Exercise details
Check every line of the entries that follow, and copy the ones containing "description".

A run of records
● ● ● ● ●
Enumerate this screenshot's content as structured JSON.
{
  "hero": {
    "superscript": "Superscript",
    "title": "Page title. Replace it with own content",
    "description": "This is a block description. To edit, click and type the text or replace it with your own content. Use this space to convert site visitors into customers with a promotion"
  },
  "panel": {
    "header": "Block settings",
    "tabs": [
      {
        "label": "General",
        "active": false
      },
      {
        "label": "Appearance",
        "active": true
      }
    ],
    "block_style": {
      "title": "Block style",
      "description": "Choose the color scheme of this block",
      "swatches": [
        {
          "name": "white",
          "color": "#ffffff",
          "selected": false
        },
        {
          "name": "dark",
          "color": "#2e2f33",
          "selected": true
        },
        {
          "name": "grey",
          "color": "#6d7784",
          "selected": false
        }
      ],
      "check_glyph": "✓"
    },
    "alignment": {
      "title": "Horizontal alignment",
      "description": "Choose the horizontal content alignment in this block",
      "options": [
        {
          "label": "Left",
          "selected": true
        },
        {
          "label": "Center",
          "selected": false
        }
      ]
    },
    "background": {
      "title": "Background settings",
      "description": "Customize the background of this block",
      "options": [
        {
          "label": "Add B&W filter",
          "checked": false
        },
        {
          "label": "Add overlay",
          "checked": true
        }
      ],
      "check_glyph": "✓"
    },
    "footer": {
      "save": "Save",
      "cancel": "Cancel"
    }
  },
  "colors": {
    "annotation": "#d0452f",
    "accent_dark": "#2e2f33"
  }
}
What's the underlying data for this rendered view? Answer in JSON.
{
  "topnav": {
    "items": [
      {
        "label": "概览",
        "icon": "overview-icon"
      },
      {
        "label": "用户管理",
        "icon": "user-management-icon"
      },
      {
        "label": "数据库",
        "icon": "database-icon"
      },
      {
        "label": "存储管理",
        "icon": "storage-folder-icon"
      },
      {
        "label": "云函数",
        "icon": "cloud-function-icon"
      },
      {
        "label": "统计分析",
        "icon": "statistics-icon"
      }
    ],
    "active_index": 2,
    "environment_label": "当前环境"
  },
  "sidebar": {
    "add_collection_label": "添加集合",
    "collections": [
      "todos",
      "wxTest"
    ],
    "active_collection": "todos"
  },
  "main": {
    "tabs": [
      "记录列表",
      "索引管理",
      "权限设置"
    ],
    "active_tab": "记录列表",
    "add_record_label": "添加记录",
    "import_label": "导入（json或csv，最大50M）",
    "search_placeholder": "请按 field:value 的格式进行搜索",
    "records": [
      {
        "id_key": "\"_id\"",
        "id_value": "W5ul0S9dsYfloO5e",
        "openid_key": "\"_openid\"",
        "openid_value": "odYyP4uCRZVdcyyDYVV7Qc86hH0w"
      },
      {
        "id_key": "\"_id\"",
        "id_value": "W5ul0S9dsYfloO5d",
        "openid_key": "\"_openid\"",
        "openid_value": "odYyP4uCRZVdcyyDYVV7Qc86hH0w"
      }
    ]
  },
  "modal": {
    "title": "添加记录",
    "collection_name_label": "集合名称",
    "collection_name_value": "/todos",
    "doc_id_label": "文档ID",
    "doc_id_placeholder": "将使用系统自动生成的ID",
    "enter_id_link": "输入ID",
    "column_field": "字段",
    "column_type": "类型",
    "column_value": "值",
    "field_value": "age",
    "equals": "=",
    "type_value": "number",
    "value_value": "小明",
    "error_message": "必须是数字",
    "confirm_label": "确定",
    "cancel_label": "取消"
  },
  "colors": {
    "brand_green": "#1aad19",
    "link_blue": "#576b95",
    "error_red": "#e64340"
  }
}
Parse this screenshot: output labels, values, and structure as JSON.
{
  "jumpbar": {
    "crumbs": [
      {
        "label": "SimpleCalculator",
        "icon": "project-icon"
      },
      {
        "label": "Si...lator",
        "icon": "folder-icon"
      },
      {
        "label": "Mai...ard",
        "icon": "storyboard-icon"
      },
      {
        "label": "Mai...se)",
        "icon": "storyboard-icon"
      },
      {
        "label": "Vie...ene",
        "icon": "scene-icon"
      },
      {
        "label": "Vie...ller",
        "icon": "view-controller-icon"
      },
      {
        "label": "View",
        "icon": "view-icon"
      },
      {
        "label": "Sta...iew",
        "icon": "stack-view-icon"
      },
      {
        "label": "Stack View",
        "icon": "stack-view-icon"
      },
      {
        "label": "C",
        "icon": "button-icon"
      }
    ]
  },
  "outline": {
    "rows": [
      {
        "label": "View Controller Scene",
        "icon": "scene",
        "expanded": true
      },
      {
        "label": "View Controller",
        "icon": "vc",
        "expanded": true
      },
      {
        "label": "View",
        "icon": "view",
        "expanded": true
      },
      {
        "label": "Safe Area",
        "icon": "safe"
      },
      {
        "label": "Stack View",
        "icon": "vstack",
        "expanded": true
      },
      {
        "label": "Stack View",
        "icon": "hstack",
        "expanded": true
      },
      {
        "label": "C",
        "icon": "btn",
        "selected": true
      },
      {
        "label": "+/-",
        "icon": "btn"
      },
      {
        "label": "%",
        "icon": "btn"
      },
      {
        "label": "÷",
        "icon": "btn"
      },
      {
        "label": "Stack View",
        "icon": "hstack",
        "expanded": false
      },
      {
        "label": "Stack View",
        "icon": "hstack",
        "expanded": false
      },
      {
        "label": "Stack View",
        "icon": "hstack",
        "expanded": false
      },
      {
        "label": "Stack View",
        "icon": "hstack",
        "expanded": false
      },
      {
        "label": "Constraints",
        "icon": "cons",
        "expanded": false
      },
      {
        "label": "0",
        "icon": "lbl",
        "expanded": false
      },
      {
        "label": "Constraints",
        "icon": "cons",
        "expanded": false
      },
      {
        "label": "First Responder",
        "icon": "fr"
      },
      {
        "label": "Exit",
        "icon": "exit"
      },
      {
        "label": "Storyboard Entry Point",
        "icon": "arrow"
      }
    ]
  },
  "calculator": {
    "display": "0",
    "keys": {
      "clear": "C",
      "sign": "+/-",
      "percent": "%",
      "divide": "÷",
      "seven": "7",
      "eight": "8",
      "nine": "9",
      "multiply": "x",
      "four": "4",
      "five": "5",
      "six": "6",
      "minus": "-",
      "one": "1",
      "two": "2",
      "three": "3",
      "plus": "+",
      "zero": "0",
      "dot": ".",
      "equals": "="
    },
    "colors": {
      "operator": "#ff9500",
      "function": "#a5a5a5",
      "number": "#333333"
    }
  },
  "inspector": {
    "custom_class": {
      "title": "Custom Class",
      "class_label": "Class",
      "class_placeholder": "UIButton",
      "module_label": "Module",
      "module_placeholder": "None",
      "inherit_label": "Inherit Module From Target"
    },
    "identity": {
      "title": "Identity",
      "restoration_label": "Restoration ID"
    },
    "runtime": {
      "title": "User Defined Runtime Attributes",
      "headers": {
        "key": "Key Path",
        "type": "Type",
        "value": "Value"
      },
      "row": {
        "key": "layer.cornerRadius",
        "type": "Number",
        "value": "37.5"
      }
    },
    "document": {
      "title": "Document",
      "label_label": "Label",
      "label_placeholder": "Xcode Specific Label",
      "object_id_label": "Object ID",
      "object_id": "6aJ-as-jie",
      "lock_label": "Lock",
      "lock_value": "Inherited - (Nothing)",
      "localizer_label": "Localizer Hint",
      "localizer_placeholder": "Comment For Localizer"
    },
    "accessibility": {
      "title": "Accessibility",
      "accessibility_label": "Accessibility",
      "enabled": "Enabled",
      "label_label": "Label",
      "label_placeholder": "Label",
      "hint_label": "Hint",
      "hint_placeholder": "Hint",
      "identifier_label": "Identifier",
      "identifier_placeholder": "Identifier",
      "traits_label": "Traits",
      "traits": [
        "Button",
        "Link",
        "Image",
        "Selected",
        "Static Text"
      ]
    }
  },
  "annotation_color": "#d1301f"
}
● ● ● ● ●
Answer to this exercise
    "description": "This is a block description. To edit, click and type the text or replace it with your own content. Use this space to convert site visitors into customers with a promotion"
      "description": "Choose the color scheme of this block",
      "description": "Choose the horizontal content alignment in this block",
      "description": "Customize the background of this block",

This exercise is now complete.